» **WHAT YOU NEED TO DO**: Copy every line of the items below with no changes to wording, numbers, or punctuation.

>> START LISTED RECORDS

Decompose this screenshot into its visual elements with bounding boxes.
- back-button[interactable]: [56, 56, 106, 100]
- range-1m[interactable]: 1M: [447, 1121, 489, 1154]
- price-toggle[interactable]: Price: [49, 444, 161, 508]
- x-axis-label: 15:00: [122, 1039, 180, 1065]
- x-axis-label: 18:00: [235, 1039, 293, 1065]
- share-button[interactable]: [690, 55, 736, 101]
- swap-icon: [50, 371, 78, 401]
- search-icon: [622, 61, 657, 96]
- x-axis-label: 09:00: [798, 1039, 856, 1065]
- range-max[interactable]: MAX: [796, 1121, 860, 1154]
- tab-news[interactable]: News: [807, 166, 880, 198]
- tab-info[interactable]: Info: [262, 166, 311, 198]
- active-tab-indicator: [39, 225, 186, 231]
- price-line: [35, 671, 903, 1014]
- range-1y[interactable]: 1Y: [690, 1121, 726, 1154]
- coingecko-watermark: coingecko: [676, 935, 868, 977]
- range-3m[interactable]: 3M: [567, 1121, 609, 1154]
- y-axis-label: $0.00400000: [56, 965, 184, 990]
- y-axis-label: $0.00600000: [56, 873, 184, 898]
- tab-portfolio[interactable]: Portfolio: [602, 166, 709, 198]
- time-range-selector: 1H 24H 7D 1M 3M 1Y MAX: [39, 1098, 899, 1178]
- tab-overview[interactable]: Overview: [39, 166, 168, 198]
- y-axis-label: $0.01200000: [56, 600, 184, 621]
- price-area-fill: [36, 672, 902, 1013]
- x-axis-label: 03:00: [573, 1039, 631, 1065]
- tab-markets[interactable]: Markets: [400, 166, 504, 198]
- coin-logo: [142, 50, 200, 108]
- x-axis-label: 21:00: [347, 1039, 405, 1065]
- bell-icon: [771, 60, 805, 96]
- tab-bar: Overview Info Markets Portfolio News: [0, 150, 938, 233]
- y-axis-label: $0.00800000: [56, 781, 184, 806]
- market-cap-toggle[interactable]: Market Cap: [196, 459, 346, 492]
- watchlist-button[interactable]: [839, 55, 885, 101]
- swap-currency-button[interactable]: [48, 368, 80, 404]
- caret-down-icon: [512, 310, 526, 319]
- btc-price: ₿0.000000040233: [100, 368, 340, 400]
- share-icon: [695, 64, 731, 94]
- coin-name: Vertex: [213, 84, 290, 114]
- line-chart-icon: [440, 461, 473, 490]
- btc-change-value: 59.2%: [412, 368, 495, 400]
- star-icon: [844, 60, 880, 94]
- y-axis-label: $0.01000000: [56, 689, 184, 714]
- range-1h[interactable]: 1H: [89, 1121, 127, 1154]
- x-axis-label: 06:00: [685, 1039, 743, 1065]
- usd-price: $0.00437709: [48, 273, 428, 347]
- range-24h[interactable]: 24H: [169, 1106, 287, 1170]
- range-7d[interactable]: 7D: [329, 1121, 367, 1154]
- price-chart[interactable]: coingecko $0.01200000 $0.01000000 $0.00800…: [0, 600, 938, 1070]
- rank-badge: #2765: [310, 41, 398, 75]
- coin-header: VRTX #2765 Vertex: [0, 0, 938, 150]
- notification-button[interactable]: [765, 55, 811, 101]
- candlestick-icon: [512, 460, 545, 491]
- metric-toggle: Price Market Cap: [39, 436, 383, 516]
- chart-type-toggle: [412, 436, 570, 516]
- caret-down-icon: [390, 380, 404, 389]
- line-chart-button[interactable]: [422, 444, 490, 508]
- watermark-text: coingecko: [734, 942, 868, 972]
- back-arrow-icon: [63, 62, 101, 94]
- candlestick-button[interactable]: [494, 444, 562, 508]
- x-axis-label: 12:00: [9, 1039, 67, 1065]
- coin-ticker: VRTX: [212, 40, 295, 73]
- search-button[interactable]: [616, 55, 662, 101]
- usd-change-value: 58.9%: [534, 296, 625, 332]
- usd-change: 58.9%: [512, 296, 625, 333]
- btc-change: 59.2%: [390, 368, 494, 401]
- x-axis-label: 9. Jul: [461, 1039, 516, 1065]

>> END LISTED RECORDS

» **TASK OUTPUT**:
Decompose this screenshot into its visual elements with bounding boxes.
- back-button[interactable]: [56, 56, 106, 100]
- range-1m[interactable]: 1M: [447, 1121, 489, 1154]
- price-toggle[interactable]: Price: [49, 444, 161, 508]
- x-axis-label: 15:00: [122, 1039, 180, 1065]
- x-axis-label: 18:00: [235, 1039, 293, 1065]
- share-button[interactable]: [690, 55, 736, 101]
- swap-icon: [50, 371, 78, 401]
- search-icon: [622, 61, 657, 96]
- x-axis-label: 09:00: [798, 1039, 856, 1065]
- range-max[interactable]: MAX: [796, 1121, 860, 1154]
- tab-news[interactable]: News: [807, 166, 880, 198]
- tab-info[interactable]: Info: [262, 166, 311, 198]
- active-tab-indicator: [39, 225, 186, 231]
- price-line: [35, 671, 903, 1014]
- range-1y[interactable]: 1Y: [690, 1121, 726, 1154]
- coingecko-watermark: coingecko: [676, 935, 868, 977]
- range-3m[interactable]: 3M: [567, 1121, 609, 1154]
- y-axis-label: $0.00400000: [56, 965, 184, 990]
- y-axis-label: $0.00600000: [56, 873, 184, 898]
- tab-portfolio[interactable]: Portfolio: [602, 166, 709, 198]
- time-range-selector: 1H 24H 7D 1M 3M 1Y MAX: [39, 1098, 899, 1178]
- tab-overview[interactable]: Overview: [39, 166, 168, 198]
- y-axis-label: $0.01200000: [56, 600, 184, 621]
- price-area-fill: [36, 672, 902, 1013]
- x-axis-label: 03:00: [573, 1039, 631, 1065]
- tab-markets[interactable]: Markets: [400, 166, 504, 198]
- coin-logo: [142, 50, 200, 108]
- x-axis-label: 21:00: [347, 1039, 405, 1065]
- bell-icon: [771, 60, 805, 96]
- tab-bar: Overview Info Markets Portfolio News: [0, 150, 938, 233]
- y-axis-label: $0.00800000: [56, 781, 184, 806]
- market-cap-toggle[interactable]: Market Cap: [196, 459, 346, 492]
- watchlist-button[interactable]: [839, 55, 885, 101]
- swap-currency-button[interactable]: [48, 368, 80, 404]
- caret-down-icon: [512, 310, 526, 319]
- btc-price: ₿0.000000040233: [100, 368, 340, 400]
- share-icon: [695, 64, 731, 94]
- coin-name: Vertex: [213, 84, 290, 114]
- line-chart-icon: [440, 461, 473, 490]
- btc-change-value: 59.2%: [412, 368, 495, 400]
- star-icon: [844, 60, 880, 94]
- y-axis-label: $0.01000000: [56, 689, 184, 714]
- range-1h[interactable]: 1H: [89, 1121, 127, 1154]
- x-axis-label: 06:00: [685, 1039, 743, 1065]
- usd-price: $0.00437709: [48, 273, 428, 347]
- range-24h[interactable]: 24H: [169, 1106, 287, 1170]
- range-7d[interactable]: 7D: [329, 1121, 367, 1154]
- price-chart[interactable]: coingecko $0.01200000 $0.01000000 $0.00800…: [0, 600, 938, 1070]
- rank-badge: #2765: [310, 41, 398, 75]
- coin-header: VRTX #2765 Vertex: [0, 0, 938, 150]
- notification-button[interactable]: [765, 55, 811, 101]
- candlestick-icon: [512, 460, 545, 491]
- metric-toggle: Price Market Cap: [39, 436, 383, 516]
- chart-type-toggle: [412, 436, 570, 516]
- caret-down-icon: [390, 380, 404, 389]
- line-chart-button[interactable]: [422, 444, 490, 508]
- watermark-text: coingecko: [734, 942, 868, 972]
- back-arrow-icon: [63, 62, 101, 94]
- candlestick-button[interactable]: [494, 444, 562, 508]
- x-axis-label: 12:00: [9, 1039, 67, 1065]
- coin-ticker: VRTX: [212, 40, 295, 73]
- search-button[interactable]: [616, 55, 662, 101]
- usd-change-value: 58.9%: [534, 296, 625, 332]
- usd-change: 58.9%: [512, 296, 625, 333]
- btc-change: 59.2%: [390, 368, 494, 401]
- x-axis-label: 9. Jul: [461, 1039, 516, 1065]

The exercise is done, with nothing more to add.